_Task to complete_.
Only lines with the string "artifacts" matter here; gather them from the material below.

_Records from a data source_.
_ _ _ _
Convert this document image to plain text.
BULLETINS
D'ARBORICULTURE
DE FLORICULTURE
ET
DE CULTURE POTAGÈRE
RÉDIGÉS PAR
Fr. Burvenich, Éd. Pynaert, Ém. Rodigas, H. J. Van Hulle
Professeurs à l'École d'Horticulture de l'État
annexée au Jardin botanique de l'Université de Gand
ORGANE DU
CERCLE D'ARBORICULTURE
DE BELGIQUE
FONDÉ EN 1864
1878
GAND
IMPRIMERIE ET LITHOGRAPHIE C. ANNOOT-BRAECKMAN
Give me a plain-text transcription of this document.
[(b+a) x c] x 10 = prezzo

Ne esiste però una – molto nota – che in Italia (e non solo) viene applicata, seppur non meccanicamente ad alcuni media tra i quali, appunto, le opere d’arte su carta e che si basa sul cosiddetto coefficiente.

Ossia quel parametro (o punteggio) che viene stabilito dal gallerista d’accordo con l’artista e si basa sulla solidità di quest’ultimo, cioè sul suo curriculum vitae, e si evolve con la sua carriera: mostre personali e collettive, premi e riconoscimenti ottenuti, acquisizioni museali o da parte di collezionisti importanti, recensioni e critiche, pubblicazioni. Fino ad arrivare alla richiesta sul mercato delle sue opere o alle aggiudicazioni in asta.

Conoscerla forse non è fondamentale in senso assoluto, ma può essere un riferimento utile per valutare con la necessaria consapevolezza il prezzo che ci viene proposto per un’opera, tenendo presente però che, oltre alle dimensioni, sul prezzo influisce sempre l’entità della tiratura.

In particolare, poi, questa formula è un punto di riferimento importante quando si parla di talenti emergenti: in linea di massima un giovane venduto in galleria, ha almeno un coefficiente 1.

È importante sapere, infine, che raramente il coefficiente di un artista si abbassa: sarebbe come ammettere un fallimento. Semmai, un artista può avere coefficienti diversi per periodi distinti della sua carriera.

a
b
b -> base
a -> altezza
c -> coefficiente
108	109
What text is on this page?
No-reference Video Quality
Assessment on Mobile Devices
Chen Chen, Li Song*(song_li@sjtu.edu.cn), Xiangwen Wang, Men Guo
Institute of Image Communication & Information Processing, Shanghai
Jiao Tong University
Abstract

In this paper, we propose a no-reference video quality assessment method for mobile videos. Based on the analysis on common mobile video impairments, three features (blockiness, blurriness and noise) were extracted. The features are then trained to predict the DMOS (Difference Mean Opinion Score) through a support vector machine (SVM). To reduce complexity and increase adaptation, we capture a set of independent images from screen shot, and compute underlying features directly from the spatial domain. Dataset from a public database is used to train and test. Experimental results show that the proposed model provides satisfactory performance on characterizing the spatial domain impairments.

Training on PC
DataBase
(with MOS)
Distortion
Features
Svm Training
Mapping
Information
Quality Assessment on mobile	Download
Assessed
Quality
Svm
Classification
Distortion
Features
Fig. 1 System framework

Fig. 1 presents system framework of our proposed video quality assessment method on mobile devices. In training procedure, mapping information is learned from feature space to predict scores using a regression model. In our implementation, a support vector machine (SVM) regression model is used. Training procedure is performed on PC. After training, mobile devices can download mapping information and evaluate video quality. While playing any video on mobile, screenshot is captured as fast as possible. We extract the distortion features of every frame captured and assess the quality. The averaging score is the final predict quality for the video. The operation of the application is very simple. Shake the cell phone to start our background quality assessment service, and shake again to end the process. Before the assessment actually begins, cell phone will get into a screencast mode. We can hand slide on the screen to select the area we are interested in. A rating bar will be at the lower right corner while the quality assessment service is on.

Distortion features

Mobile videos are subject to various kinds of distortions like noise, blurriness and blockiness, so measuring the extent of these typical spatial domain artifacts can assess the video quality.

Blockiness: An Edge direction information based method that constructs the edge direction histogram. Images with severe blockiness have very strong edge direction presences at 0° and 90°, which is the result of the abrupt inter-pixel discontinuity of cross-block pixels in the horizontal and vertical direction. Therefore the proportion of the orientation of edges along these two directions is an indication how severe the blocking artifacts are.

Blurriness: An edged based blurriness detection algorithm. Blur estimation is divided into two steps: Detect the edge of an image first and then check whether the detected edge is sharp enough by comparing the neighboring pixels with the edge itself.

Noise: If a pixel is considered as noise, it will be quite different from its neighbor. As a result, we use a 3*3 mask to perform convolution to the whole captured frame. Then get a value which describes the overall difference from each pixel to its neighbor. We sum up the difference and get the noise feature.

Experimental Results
_ _ _ _
_Output below_.
Mobile videos are subject to various kinds of distortions like noise, blurriness and blockiness, so measuring the extent of these typical spatial domain artifacts can assess the video quality.
Blockiness: An Edge direction information based method that constructs the edge direction histogram. Images with severe blockiness have very strong edge direction presences at 0° and 90°, which is the result of the abrupt inter-pixel discontinuity of cross-block pixels in the horizontal and vertical direction. Therefore the proportion of the orientation of edges along these two directions is an indication how severe the blocking artifacts are.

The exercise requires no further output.